■ Short exercise ■
Copy out all the records, word for word.

■ Input ■
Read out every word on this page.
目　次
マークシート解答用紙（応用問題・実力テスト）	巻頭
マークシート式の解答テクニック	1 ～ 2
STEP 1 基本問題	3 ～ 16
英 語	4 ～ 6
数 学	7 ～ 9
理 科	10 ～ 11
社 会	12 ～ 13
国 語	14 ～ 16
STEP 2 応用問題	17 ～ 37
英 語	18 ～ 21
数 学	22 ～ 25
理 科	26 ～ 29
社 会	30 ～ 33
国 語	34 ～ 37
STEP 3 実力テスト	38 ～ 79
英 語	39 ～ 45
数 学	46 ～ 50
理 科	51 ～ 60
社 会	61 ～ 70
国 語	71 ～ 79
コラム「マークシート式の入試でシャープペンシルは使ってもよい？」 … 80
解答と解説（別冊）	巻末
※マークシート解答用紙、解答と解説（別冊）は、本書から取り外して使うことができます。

■ Result ■
Read out every word on this page.
目　次
マークシート解答用紙（応用問題・実力テスト）	巻頭
マークシート式の解答テクニック	1 ～ 2
STEP 1 基本問題	3 ～ 16
英 語	4 ～ 6
数 学	7 ～ 9
理 科	10 ～ 11
社 会	12 ～ 13
国 語	14 ～ 16
STEP 2 応用問題	17 ～ 37
英 語	18 ～ 21
数 学	22 ～ 25
理 科	26 ～ 29
社 会	30 ～ 33
国 語	34 ～ 37
STEP 3 実力テスト	38 ～ 79
英 語	39 ～ 45
数 学	46 ～ 50
理 科	51 ～ 60
社 会	61 ～ 70
国 語	71 ～ 79
コラム「マークシート式の入試でシャープペンシルは使ってもよい？」 … 80
解答と解説（別冊）	巻末
※マークシート解答用紙、解答と解説（別冊）は、本書から取り外して使うことができます。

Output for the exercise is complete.